● **Exercise material**
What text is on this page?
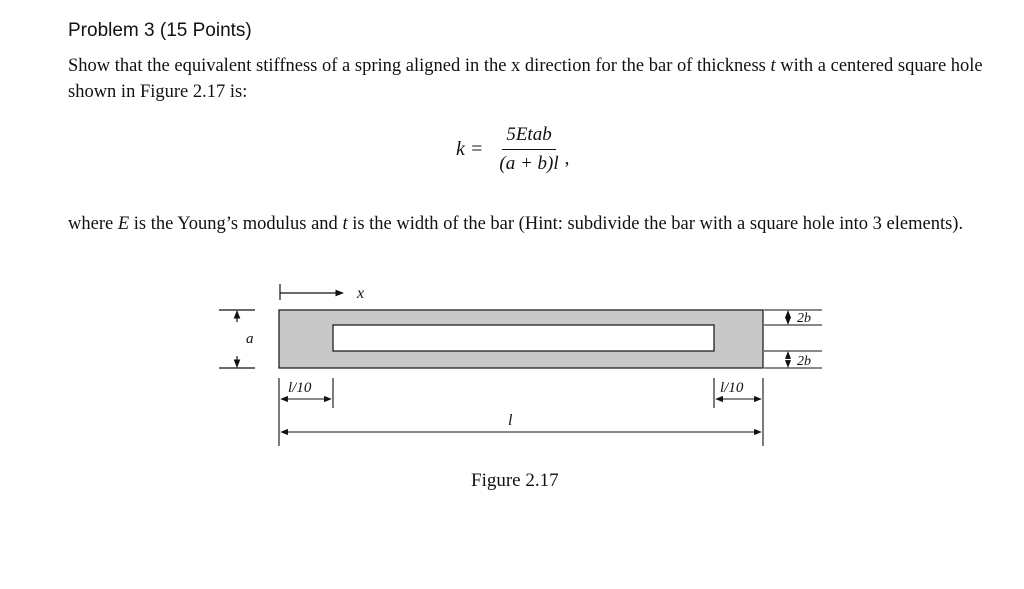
Problem 3 (15 Points)
Show that the equivalent stiffness of a spring aligned in the x direction for the bar of thickness t with a centered square hole shown in Figure 2.17 is:
$k = \frac{\text{5Etab}}{(a + b)l}$ ,
where E is the Young’s modulus and t is the width of the bar (Hint: subdivide the bar with a square hole into 3 elements).
x
a
2b
2b
l/10	l/10
l
Figure 2.17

● **Aim**
Above are the records; reproduce them exactly and leave out the pictures.

● **Complete response**
What text is on this page?
Problem 3 (15 Points)
Show that the equivalent stiffness of a spring aligned in the x direction for the bar of thickness t with a centered square hole shown in Figure 2.17 is:
$k = \frac{\text{5Etab}}{(a + b)l}$ ,
where E is the Young’s modulus and t is the width of the bar (Hint: subdivide the bar with a square hole into 3 elements).
x
a
2b
2b
l/10	l/10
l
Figure 2.17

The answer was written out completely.